INSTRUÇÕES DA TAREFA
Reescreva o relato sobre o Carnaval da infância começando nas palavras "Faz anos que" e parando depois de "elástico nos pés).". Substitua "Melindrosa" por "Colombina".

TRECHO DO TEXTO

-=-=-

Só constatei agora, neste 22 de fevereiro de 2023, Quarta-Feira de Cinzas, aos 39 anos, que nunca tive meu próprio pacote de confetes. Minha mais remota lembrança do Carnaval é do chão de tacos do salão de algum clube, provavelmente da ABCR (Associação Beneficente Cultural e Recreativa), localizada em Benfica, no complexo da Imbel (Indústria de Material Bélico do Brasil). Nessa época da infância, minha mãe ainda chamava a ABCR de FEEA — cujo significado acabo de descobrir, pelo Google, ser Fábrica de Estojos e Espoletas de Artilharia —, e a Imbel ainda era Engesa (Engenheiros Especializados S.A.), empresa onde trabalharam meu pai, meu avô paterno e meu tio-avô. É provavelmente do chão desse clube que me lembro, coalhado de pequeninos e coloridos círculos de papel, que pessoas com seus próprios pacotinhos espalhavam para que eu os juntasse com as mãos depois e atirasse bem na cabeça do meu amigo Rodrigo, um ano mais velho que eu.

O Rodrigo, na verdade, não era bem meu amigo, mas filho de uma amiga da minha mãe (nossa vizinha no bairro Santa Cruz), e tinha algo que eu cobiçava muito: um balanço de pneu pendurado no galho de uma mangueira enorme no terreiro. Naquele quintal foi que, com uns 5 ou 6 anos de idade, pisei num prego enferrujado caído no chão do galinheiro. Não era um projétil, mas atravessou minha Havaiana azul e branca, entrou fundo na sola do meu pé e me fez tomar a primeira e única injeção antitetânica da minha vida — além de voltar a engatinhar como um bebê, porque não conseguia pisar no chão.

II.

Faz anos que não tenho notícias do Rodrigo e as últimas estavam longe de valer bailes de Carnaval, mesmo em matinês. Lembrei-me dele, porém, porque tem uma foto nossa em algum álbum antigo, ele com um colar havaiano, eu vestida de Melindrosa com uma fantasia vermelha que fora da minha prima Cris. Aqueles confetes catados do piso de taco, com um punhado de poeira junto, também poderiam ter sido atirados na própria Cris. Ou na Ju, minha outra prima (também existe uma foto das duas de mãos dadas com uma pequena Táscia, que possivelmente recém-aprendera a andar, fantasiada de deusa grega com chinelinho de dedo preso com elástico nos pés).

-=-=-

ENTRADAS LISTADAS

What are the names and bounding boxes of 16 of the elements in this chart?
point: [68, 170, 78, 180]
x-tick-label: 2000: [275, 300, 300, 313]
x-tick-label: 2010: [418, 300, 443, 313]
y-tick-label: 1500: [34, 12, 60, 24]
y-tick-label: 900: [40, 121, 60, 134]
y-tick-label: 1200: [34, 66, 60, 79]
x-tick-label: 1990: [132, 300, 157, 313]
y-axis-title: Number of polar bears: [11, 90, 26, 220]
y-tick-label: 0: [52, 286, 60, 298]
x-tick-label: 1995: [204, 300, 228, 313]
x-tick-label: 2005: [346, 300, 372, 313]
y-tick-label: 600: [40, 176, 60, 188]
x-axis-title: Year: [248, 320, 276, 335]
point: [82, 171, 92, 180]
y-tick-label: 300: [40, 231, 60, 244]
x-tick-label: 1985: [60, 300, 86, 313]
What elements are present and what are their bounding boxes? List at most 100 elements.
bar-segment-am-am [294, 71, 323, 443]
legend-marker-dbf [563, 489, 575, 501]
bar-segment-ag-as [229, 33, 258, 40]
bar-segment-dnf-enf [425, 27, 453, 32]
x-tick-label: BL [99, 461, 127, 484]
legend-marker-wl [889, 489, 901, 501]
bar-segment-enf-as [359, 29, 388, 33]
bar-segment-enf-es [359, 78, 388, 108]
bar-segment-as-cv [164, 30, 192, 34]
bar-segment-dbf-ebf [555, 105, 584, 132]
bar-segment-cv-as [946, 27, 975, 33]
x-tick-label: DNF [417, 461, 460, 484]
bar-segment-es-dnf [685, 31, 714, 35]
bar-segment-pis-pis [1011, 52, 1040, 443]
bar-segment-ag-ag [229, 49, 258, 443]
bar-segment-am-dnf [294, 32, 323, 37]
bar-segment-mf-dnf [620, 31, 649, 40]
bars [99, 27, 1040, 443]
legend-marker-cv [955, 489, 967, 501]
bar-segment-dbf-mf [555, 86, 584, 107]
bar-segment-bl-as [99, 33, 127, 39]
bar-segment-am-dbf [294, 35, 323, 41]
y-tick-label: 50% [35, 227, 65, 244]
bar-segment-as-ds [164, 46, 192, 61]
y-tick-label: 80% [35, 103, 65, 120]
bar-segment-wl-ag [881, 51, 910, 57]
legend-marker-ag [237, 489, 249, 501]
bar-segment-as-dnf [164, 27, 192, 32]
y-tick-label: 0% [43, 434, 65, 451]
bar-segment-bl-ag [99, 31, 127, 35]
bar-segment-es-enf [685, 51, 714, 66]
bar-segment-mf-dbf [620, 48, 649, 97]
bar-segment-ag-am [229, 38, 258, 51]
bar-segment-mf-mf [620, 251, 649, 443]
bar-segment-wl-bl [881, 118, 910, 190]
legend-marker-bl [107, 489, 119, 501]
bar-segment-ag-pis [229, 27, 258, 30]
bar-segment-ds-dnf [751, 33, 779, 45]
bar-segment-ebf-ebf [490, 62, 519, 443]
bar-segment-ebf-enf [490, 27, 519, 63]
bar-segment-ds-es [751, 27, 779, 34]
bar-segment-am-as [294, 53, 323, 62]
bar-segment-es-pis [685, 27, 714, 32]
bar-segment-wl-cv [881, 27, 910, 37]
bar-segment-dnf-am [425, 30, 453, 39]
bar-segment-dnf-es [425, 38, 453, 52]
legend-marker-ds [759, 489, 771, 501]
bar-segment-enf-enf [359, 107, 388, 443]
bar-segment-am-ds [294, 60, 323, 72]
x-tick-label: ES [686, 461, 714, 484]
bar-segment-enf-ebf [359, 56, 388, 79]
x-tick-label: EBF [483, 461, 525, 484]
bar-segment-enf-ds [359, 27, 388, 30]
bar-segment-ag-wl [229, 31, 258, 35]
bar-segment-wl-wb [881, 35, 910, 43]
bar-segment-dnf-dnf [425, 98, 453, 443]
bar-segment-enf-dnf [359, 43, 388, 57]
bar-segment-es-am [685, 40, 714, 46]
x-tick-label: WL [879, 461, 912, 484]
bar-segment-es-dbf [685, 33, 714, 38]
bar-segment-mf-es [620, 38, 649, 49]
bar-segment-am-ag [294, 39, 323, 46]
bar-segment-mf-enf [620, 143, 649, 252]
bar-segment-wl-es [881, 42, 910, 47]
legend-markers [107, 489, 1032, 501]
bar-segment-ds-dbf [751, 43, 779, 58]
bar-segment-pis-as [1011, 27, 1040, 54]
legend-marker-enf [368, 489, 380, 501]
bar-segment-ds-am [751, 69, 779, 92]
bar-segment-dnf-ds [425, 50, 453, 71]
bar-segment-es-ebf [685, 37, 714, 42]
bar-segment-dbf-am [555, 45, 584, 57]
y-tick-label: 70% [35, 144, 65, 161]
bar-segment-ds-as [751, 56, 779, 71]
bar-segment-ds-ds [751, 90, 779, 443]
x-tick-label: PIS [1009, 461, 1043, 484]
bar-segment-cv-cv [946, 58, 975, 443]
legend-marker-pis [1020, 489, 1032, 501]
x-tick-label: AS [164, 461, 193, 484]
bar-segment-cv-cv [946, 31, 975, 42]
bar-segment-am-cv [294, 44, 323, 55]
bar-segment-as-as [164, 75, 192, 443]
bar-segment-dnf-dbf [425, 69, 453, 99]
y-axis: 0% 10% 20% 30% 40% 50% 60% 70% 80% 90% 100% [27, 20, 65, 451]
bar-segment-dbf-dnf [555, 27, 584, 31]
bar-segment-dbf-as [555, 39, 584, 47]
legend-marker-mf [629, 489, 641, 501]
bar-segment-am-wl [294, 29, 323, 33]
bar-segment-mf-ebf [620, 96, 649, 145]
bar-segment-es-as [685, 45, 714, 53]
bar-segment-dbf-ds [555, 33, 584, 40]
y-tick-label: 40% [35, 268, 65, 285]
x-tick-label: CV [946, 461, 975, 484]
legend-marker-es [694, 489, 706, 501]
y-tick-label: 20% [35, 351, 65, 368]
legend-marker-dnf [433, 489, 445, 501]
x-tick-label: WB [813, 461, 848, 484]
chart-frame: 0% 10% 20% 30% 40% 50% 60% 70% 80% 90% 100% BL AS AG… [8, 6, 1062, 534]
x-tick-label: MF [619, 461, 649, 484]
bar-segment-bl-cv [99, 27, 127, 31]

-=-=-

RESPOSTA
Faz anos que não tenho notícias do Rodrigo e as últimas estavam longe de valer bailes de Carnaval, mesmo em matinês. Lembrei-me dele, porém, porque tem uma foto nossa em algum álbum antigo, ele com um colar havaiano, eu vestida de Colombina com uma fantasia vermelha que fora da minha prima Cris. Aqueles confetes catados do piso de taco, com um punhado de poeira junto, também poderiam ter sido atirados na própria Cris. Ou na Ju, minha outra prima (também existe uma foto das duas de mãos dadas com uma pequena Táscia, que possivelmente recém-aprendera a andar, fantasiada de deusa grega com chinelinho de dedo preso com elástico nos pés).